SecuGen EyeD Hamster and SecuIBAS
January 01, 2003
$119 (SecuGen Hamster II)
- Ease of Use:
- Value for Money:
- Overall Rating:
Competent biometric fingerprint reader and well conceived software architecture. Good manual.
Nothing serious, but this is a potentially complex product which requires careful consideration.
If you are thinking about biometrics for web applications, take a look at what SecuGen can offer.
I suppose this review may be thought of as two. The SecuGen EyeD Hamster fingerprint biometric reader and the SecuIBAS 'internet' authentication suite software.
The EyeD Hamster is a relatively small but robust optical fingerprint reader manufactured in Korea. It is extremely well finished and attractive in appearance, looking very acceptable alongside any workstation. Connectivity is via USB and there is a weighted stand supplied to keep it in place on the desktop. A reassuring red glow upon activation shows that all is well with the hardware, which incidentally installed flawlessly via the usual plug and play USB routine under Windows 2000 (SP2). This is a good example of a fingerprint biometric reader that should prove both easy to use and reliable, with little maintenance other than keeping the optical surface clean.
SecuIBAS may be thought of as an authentication infrastructure, divided into three primary areas: the client software, your company web server (or online service provider) and the SecuIBAS server. The authentication and biometric matching engines are located on the SecuIBAS server, which may in turn be thought of as two layers, the business logic and data access layers. Communication between the SecuIBAS server and the OSP/web server is via HTTP and SSL, while communication between the client and web server will depend somewhat on where the web server sits (LAN or remote).
The whole idea of course is to provide a secure web services login via the use of biometric identity verification of the user. This is how it works in broad terms.
A user requests the login page from the web server/online service provider, which returns the page accordingly. The user enters the appropriate information, provides his or her biometric and submits the page. The web server receives the information and requests the biometric authentication service from the SecuIBAS server. The SecuIBAS server retrieves the matching biometric from the SecuIBAS database and performs the matching process via the SecuGen algorithms, returning the result back to the web server, which takes the appropriate action and, in turn, communicates back to the client. If all is well, the user's biometric is confirmed and access to the desired information granted accordingly.
Security levels are policy based and may be configured on the server via the supplied Policy Manager utility. This allows you to set minimum levels according to transaction type at this point, which will, if necessary, override user choices. For example, you may allow the user to select between password and biometric-based authentication for access to several services, but may enforce a biometric check (thus overriding user settings) for especially important transactions. Having configured transactions in this way, users and groups may be assigned to transactions accordingly. To counteract against replay attacks, SecuIBAS employs a one-time template (OTT) technique whereby a unique tag is sent from the server. This is used in the template creation process, ensuring that each template submitted is different from the last.

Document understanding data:
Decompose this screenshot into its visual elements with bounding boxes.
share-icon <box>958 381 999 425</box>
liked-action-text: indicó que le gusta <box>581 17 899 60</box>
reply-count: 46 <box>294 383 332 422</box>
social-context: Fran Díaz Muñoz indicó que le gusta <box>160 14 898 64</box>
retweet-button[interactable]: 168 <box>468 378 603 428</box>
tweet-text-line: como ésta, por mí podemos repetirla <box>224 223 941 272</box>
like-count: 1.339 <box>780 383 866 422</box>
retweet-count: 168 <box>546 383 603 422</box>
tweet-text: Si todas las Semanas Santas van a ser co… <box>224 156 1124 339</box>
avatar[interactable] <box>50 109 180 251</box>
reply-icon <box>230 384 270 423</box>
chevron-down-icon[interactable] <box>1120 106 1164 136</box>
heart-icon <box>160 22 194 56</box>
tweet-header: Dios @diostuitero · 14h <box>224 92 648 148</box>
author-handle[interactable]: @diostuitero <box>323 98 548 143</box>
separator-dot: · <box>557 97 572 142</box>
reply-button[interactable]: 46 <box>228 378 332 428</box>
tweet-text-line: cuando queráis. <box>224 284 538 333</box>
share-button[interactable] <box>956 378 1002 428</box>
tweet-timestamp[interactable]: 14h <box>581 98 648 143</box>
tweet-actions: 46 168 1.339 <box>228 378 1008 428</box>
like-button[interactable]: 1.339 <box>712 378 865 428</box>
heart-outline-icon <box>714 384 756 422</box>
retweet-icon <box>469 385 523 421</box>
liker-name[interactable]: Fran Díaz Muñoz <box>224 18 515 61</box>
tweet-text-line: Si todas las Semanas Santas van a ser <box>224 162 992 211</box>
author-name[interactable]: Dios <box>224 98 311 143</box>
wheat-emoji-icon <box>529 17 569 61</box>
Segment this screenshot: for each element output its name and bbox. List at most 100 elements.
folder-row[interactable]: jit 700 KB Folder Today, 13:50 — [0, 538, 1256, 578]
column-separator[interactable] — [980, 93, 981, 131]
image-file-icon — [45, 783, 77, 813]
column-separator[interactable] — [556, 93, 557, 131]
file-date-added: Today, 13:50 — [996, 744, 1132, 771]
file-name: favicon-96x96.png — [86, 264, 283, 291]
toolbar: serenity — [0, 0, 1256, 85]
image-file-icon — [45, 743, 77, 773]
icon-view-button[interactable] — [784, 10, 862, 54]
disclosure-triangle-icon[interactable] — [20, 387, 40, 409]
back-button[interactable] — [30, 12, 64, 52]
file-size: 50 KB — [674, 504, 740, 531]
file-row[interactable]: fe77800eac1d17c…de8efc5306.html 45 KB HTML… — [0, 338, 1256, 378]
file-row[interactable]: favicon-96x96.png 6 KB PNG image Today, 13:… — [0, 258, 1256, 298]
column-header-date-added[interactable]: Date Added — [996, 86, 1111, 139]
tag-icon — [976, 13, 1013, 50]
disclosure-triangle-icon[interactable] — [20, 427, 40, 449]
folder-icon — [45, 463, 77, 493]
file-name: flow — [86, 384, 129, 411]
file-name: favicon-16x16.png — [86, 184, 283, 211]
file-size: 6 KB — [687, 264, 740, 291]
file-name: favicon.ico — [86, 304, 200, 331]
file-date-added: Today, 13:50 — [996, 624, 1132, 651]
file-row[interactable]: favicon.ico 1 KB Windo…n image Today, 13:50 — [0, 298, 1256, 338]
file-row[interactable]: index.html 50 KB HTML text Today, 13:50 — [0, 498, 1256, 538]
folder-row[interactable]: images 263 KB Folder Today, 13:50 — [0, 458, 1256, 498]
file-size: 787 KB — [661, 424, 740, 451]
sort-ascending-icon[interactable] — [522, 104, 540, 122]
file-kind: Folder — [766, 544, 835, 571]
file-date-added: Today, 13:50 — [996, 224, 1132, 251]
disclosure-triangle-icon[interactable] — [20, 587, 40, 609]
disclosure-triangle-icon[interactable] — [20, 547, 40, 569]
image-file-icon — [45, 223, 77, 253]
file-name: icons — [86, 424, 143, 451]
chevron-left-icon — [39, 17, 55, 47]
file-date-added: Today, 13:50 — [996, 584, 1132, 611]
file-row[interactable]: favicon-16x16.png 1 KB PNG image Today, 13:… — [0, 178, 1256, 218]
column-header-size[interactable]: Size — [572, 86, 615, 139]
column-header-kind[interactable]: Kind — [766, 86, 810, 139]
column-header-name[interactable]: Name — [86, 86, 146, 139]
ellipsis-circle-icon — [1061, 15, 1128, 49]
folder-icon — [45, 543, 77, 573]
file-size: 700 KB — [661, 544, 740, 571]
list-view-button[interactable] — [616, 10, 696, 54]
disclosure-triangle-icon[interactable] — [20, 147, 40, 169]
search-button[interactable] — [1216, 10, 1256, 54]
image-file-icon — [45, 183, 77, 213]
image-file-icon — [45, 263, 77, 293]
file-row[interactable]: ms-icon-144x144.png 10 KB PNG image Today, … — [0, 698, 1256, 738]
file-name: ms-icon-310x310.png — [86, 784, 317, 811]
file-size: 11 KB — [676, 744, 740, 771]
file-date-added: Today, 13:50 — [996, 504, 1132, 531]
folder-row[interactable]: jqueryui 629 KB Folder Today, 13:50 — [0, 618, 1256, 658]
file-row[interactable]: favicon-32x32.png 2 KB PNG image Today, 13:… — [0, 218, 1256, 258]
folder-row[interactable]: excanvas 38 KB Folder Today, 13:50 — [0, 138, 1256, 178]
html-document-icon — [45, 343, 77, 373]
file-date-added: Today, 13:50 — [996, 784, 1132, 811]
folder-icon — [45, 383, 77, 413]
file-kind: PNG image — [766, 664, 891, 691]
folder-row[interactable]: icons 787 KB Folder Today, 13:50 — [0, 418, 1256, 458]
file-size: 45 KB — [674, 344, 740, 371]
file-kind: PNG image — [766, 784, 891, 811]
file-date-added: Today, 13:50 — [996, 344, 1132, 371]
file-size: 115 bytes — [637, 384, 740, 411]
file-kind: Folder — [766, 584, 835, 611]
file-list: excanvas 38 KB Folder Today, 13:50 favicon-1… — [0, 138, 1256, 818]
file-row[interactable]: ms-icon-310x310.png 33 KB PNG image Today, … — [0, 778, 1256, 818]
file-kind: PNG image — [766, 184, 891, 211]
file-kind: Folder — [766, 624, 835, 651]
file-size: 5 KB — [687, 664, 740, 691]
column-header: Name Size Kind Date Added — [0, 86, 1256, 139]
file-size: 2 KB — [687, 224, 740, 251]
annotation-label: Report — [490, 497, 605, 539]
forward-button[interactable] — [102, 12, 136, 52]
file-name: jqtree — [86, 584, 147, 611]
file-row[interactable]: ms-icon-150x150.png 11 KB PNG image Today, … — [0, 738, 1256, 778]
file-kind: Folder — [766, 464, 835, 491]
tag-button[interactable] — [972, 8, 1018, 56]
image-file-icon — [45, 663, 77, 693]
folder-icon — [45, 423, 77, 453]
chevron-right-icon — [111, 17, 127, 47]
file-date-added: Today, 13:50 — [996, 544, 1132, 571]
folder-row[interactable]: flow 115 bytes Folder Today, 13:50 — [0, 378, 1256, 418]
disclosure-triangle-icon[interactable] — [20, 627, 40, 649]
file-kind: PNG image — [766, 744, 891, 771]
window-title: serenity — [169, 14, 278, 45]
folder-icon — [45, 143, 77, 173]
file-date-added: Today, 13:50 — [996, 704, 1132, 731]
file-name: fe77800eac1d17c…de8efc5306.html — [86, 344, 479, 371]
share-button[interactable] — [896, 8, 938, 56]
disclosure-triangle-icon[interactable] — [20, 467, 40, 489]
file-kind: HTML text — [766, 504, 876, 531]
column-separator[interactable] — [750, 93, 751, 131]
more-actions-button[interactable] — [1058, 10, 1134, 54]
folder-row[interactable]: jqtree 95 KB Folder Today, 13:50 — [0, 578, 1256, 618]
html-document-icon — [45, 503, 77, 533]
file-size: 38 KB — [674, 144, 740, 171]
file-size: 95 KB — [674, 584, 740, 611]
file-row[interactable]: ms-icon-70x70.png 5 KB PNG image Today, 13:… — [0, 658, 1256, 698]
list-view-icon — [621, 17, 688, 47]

Task requirements:
(A) Please answer these questions about the SecuGen review:
(i) In what country is the EyeD Hamster manufactured?
(ii) Via what does the SecuIBAS server communicate with the OSP/web server?
(iii) Which supplied utility is used to configure security levels on the server?
(B) Return the part of the SecuGen review starting at "Nothing serious, but" and ending at "SecuGen can offer.", copied word for word.
Use only the SecuGen review.

Solutions in order:
(A)
(i) Korea
(ii) HTTP and SSL
(iii) The Policy Manager utility

(B)
Nothing serious, but this is a potentially complex product which requires careful consideration.
If you are thinking about biometrics for web applications, take a look at what SecuGen can offer.